§ Reading text:
·····
Feb 26 '19 12:02 jseppanen

Same problem here! Started a parameter search before the weekend and have therefore run far more experiments than before. Now I can't start the ui anymore. Where do I start trouble shooting?

Jun 17 '19 07:06 5ke

It turns out that the ui simply doesn't handle too many runs (in my case it starts struggling when mlruns contains more than circa 1000 experiments). Around this threshold the ui becomes unstable (sometimes crashes, sometimes works, but it's never quick&responsive), and eventually there are too many runs and it won't load at all.

This goes a bit against the philosophy of being able to track all your experiments.

Would using a local db instead of file storage help? Hosting externally is not an option for me.

As a side note: during troubleshooting I discovered that when you move runs around into different folders, it's important to update the artifact_location parameter in the main meta.yaml, otherwise you'll experience a different type of crash, without a clear warning.

Jun 17 '19 09:06 5ke

same here. ui either timeouts, or crashes with about 650 runs... sometimes works, mostly doesn't.

Jul 22 '19 18:07 selimonat

In Mlflow 1.1 the runs listing has been changed to show the first 100 runs + a "Load more" button if you have more than 100. Could you please try and see if that makes your situation better?

Jul 26 '19 22:07 Zangr

We were checking that out few days ago, got exactly the same error.
·····
§ To be done: List each username that posts in the forum thread, naming each person once. The data after this thread isn't needed for anything here.
·····
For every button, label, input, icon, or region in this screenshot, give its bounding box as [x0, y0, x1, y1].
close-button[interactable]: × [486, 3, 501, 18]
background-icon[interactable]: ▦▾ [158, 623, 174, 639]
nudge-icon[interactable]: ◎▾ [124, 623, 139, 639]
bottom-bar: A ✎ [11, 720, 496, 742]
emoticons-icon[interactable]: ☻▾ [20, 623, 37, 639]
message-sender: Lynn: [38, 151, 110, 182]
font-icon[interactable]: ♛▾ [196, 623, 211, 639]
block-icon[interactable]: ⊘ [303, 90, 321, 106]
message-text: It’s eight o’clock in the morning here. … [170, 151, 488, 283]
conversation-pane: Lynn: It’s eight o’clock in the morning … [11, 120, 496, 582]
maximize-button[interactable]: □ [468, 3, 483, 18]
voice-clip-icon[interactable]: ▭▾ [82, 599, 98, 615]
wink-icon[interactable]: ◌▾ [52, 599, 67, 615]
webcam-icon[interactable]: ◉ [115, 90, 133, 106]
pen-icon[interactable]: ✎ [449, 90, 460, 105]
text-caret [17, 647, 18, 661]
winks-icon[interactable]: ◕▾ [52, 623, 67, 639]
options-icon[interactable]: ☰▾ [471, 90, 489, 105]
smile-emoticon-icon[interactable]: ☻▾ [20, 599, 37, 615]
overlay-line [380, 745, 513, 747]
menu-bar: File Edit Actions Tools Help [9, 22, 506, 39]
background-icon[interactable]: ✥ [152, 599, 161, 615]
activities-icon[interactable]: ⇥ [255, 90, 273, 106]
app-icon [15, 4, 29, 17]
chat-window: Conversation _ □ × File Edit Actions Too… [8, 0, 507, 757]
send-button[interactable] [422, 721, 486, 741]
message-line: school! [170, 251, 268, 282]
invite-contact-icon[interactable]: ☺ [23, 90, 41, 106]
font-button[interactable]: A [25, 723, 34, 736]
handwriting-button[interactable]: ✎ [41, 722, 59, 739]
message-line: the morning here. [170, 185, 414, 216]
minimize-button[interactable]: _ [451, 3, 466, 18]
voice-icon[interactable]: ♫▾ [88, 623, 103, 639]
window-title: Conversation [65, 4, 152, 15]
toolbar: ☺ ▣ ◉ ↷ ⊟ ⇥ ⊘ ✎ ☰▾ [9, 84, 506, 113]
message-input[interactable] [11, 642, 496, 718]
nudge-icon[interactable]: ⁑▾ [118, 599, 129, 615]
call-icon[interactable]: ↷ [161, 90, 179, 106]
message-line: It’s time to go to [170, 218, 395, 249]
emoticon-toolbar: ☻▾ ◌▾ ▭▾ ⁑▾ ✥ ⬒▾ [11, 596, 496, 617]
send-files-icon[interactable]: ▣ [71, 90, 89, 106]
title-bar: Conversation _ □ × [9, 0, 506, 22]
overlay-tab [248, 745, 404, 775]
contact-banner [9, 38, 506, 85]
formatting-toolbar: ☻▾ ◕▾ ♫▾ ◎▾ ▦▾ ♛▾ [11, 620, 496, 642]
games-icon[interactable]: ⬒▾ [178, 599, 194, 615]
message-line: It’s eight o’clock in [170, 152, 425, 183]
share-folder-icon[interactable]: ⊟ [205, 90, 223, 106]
·····
§ Finished answer: jseppanen, 5ke, selimonat, Zangr